--- begin ---
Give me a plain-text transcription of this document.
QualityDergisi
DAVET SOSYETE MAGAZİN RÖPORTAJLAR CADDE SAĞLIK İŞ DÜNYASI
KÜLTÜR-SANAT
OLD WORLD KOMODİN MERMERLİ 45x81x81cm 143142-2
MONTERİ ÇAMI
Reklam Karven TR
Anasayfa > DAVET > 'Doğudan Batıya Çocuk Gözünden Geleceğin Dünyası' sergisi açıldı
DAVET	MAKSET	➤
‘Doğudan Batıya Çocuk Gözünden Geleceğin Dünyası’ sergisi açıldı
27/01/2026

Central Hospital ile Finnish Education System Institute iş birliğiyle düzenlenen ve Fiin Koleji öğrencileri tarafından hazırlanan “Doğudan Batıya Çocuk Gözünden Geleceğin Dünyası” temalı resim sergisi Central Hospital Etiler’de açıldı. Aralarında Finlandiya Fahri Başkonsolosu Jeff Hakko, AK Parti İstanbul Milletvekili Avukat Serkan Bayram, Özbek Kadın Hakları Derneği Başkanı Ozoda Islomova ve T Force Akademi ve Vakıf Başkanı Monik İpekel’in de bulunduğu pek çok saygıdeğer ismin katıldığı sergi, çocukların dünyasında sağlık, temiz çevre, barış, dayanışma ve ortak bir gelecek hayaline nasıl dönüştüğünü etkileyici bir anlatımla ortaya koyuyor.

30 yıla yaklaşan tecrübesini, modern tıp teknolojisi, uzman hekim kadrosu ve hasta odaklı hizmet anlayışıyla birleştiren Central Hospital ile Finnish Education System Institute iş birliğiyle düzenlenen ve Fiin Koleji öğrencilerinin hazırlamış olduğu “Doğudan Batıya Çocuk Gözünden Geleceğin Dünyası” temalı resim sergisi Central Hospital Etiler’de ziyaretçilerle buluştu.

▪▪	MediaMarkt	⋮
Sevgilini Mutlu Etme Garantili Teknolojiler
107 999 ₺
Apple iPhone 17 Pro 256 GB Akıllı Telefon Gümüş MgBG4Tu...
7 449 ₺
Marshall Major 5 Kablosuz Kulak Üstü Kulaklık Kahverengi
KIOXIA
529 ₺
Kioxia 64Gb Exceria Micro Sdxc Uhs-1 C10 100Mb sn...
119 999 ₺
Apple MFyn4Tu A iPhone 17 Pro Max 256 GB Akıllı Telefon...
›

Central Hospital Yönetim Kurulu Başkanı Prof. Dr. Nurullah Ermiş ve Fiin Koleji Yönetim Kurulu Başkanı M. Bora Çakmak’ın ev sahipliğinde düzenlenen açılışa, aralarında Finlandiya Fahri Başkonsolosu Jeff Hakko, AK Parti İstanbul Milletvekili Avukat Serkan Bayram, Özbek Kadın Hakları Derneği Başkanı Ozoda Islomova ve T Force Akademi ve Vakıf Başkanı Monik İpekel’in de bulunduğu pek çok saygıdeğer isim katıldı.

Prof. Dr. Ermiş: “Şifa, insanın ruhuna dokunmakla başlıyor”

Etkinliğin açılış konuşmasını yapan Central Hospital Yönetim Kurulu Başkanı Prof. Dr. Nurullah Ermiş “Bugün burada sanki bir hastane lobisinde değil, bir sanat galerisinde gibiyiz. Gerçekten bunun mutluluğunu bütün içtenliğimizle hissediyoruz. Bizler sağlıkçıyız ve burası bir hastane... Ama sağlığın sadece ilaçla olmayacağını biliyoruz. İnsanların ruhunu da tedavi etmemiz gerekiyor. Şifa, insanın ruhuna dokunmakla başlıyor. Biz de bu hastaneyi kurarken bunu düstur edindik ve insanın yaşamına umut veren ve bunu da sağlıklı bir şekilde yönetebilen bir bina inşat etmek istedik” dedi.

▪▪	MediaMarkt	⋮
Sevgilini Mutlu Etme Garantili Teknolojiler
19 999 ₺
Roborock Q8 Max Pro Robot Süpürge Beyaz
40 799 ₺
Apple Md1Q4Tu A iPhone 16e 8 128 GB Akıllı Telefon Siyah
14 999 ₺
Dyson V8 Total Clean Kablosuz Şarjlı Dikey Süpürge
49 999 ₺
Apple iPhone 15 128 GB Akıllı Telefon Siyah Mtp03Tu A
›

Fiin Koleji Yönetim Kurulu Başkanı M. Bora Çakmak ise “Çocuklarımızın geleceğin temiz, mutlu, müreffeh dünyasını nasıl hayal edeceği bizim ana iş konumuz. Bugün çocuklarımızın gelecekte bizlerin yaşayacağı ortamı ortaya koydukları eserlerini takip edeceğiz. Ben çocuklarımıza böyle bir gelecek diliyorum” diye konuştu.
--- end ---
Instruction
Filter out every line that lacks the word "Siyah", and copy the rest.

Answer in full
Apple Md1Q4Tu A iPhone 16e 8 128 GB Akıllı Telefon Siyah
Apple iPhone 15 128 GB Akıllı Telefon Siyah Mtp03Tu A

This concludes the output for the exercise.